▸ **Material supplied**
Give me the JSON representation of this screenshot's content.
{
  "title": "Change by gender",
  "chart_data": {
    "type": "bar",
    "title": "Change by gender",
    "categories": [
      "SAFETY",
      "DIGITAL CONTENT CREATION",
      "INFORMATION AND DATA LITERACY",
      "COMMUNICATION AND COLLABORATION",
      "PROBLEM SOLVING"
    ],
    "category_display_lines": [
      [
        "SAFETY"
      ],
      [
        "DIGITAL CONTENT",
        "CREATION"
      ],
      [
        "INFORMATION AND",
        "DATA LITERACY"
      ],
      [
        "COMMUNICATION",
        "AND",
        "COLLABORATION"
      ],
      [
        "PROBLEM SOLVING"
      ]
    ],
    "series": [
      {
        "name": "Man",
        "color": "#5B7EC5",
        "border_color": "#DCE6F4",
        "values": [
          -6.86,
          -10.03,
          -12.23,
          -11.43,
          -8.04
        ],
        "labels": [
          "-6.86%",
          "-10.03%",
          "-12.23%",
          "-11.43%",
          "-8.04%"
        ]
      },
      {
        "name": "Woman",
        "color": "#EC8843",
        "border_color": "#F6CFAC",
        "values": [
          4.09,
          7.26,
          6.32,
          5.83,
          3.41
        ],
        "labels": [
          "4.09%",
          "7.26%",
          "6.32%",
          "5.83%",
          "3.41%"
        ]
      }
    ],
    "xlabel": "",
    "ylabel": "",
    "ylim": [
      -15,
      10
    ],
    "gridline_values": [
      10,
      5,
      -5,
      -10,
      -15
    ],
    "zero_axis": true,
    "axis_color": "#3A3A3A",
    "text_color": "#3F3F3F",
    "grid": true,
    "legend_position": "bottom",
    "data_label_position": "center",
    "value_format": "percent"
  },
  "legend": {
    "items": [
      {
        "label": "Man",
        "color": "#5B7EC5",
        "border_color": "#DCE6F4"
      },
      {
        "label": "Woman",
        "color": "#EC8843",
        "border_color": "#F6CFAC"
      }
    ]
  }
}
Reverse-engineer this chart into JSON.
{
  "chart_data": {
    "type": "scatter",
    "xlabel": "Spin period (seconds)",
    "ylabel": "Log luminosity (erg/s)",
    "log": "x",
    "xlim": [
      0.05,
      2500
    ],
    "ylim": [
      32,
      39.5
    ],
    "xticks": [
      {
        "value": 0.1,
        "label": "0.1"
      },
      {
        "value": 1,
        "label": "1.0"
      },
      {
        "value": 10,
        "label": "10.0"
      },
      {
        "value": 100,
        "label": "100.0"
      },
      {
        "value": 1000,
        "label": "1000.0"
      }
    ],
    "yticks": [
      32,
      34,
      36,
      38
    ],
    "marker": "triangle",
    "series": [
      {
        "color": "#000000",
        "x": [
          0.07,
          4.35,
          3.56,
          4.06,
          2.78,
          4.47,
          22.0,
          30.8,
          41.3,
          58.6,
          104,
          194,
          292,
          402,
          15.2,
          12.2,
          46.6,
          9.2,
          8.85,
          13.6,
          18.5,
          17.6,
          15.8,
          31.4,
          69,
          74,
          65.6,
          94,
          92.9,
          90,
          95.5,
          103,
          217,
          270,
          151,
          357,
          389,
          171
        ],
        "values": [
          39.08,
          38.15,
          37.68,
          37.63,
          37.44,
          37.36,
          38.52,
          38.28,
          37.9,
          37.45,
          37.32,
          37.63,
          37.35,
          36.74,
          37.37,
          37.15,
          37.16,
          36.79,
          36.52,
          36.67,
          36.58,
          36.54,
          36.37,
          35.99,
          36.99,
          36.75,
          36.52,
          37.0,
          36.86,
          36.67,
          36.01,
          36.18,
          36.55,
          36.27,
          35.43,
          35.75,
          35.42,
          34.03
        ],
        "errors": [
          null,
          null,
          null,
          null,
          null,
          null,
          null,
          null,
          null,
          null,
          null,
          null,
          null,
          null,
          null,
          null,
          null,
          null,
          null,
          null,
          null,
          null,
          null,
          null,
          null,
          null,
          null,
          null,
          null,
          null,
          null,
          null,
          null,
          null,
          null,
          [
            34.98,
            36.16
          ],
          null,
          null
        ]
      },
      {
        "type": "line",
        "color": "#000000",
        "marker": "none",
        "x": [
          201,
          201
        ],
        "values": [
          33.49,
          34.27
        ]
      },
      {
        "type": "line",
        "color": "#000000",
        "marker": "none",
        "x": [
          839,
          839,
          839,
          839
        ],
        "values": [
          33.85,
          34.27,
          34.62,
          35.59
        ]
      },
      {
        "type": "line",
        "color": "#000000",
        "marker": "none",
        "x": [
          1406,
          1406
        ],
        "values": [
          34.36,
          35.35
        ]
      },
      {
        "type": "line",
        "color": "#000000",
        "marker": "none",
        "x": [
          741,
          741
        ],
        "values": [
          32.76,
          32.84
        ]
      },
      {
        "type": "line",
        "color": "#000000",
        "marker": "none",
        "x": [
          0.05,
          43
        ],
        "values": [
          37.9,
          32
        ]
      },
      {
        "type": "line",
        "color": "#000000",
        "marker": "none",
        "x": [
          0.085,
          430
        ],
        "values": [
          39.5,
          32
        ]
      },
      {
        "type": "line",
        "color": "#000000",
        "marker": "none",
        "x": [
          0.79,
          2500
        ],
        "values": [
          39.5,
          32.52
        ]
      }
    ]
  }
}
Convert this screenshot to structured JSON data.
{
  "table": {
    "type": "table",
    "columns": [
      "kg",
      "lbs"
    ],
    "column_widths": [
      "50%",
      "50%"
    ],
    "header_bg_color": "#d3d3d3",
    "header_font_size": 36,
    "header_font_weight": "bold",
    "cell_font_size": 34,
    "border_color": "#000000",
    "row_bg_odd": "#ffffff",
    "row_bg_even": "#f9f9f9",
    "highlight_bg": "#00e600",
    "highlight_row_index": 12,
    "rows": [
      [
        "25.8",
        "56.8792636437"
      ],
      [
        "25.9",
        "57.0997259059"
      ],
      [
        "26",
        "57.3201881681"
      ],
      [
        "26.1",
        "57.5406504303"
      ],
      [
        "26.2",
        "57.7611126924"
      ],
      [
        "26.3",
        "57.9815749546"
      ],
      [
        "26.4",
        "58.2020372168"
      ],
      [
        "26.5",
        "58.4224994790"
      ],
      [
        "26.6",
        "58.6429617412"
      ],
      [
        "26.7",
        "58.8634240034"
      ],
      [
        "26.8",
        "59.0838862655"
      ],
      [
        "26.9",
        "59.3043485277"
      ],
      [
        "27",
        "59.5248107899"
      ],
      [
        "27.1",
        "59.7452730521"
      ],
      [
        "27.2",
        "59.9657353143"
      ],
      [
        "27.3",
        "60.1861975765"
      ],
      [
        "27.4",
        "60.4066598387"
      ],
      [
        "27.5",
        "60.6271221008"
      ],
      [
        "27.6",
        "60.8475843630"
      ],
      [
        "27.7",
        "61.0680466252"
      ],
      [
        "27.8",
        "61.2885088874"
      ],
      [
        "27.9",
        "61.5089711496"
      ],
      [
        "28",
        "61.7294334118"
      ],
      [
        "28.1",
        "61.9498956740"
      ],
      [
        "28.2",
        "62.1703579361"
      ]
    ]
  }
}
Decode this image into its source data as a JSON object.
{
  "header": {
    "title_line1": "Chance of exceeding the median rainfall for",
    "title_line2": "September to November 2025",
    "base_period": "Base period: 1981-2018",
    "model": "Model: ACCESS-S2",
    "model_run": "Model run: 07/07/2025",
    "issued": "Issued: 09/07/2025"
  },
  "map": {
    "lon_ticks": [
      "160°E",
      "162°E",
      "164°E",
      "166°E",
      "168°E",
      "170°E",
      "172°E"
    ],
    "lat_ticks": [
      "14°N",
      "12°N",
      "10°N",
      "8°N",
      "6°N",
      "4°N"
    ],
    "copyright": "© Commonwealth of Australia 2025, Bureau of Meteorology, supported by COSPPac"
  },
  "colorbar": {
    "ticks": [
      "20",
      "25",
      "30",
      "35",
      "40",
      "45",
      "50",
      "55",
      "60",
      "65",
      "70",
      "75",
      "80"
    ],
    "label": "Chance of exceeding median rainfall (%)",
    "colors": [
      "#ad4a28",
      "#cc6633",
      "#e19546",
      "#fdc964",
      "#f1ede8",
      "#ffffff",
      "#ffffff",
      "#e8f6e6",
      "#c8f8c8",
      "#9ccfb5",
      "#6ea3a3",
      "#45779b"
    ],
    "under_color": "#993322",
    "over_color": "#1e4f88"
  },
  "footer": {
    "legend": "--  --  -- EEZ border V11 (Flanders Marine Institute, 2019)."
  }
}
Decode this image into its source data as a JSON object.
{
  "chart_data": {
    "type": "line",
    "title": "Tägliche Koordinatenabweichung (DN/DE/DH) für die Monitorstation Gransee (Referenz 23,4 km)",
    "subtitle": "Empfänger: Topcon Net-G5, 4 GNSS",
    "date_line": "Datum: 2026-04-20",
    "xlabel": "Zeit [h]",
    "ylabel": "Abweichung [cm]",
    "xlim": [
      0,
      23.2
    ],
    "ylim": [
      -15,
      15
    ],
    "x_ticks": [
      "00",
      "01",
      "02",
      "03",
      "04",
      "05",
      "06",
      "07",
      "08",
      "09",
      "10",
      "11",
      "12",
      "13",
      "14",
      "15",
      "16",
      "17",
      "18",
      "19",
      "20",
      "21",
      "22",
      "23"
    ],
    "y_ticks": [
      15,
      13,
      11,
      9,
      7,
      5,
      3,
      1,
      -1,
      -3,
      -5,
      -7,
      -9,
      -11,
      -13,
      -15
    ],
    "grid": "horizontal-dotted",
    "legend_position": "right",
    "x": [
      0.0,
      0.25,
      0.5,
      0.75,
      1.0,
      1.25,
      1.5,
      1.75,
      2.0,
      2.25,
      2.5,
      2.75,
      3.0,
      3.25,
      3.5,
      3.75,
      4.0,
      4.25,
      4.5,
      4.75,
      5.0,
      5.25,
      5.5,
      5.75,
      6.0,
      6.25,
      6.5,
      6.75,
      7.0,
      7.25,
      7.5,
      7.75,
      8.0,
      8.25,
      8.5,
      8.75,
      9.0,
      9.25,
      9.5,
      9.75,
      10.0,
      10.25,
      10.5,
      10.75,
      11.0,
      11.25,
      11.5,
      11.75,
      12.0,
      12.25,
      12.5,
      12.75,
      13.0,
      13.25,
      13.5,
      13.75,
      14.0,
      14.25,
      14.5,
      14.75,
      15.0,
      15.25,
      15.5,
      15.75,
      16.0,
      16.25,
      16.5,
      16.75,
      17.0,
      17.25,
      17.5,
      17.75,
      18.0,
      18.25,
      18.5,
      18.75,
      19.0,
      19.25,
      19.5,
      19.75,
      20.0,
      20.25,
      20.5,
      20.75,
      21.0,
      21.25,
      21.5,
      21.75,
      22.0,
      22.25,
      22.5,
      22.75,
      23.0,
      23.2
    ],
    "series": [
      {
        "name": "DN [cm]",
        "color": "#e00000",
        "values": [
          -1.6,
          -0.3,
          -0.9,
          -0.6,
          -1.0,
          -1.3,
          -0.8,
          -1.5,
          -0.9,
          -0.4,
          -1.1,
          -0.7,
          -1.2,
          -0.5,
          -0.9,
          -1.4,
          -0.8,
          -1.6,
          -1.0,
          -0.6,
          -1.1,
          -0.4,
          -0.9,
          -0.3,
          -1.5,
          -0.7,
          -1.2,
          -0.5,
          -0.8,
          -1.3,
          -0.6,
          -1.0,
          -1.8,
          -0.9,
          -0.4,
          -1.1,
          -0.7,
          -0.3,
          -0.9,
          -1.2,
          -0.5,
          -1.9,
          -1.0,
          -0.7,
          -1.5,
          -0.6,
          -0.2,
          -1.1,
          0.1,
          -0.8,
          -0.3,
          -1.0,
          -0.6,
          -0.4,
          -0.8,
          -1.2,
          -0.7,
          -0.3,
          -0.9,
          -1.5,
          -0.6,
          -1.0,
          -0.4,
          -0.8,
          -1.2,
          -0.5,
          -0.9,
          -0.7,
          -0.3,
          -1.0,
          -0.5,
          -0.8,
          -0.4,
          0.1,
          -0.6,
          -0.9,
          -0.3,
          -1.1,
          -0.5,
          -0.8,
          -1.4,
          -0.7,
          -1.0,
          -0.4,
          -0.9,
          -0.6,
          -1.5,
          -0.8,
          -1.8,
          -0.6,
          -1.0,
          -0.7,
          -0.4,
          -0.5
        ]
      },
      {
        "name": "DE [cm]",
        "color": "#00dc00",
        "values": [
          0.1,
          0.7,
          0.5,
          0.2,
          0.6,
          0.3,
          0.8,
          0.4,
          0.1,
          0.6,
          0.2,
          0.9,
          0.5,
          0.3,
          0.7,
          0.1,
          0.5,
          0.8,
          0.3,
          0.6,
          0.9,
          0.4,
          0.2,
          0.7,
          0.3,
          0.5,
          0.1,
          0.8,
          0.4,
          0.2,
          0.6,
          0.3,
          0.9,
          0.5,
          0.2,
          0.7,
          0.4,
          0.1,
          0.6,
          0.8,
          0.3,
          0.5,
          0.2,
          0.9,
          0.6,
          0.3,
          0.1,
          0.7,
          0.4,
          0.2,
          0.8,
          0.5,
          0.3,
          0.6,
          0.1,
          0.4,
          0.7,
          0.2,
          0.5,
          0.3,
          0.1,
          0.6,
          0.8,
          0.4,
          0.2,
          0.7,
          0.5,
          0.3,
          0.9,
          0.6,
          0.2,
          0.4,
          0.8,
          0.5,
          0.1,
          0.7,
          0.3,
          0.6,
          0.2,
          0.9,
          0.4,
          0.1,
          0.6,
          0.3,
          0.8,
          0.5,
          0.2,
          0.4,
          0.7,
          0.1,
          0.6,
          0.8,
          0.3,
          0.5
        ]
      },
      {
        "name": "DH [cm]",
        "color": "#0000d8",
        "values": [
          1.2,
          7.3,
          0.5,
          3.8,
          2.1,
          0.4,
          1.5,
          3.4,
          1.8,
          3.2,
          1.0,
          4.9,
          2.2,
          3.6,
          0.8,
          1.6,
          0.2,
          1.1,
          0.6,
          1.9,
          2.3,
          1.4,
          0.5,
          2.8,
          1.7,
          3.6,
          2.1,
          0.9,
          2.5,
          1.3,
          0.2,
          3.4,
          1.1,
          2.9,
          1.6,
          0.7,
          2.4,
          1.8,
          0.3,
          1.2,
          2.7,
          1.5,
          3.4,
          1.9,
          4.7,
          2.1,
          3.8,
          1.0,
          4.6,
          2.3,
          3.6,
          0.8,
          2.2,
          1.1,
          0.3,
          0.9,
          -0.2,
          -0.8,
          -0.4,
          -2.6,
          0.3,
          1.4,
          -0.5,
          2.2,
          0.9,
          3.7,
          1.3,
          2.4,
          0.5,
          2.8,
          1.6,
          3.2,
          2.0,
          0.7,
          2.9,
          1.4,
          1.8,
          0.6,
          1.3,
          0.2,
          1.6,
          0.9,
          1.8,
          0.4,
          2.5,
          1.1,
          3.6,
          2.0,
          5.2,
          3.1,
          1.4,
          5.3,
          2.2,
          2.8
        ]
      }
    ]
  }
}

▸ **Stated goal**
From the data above, copy each line that holds "ylabel".

▸ **Response**
    "ylabel": "",
    "ylabel": "Log luminosity (erg/s)",
    "ylabel": "Abweichung [cm]",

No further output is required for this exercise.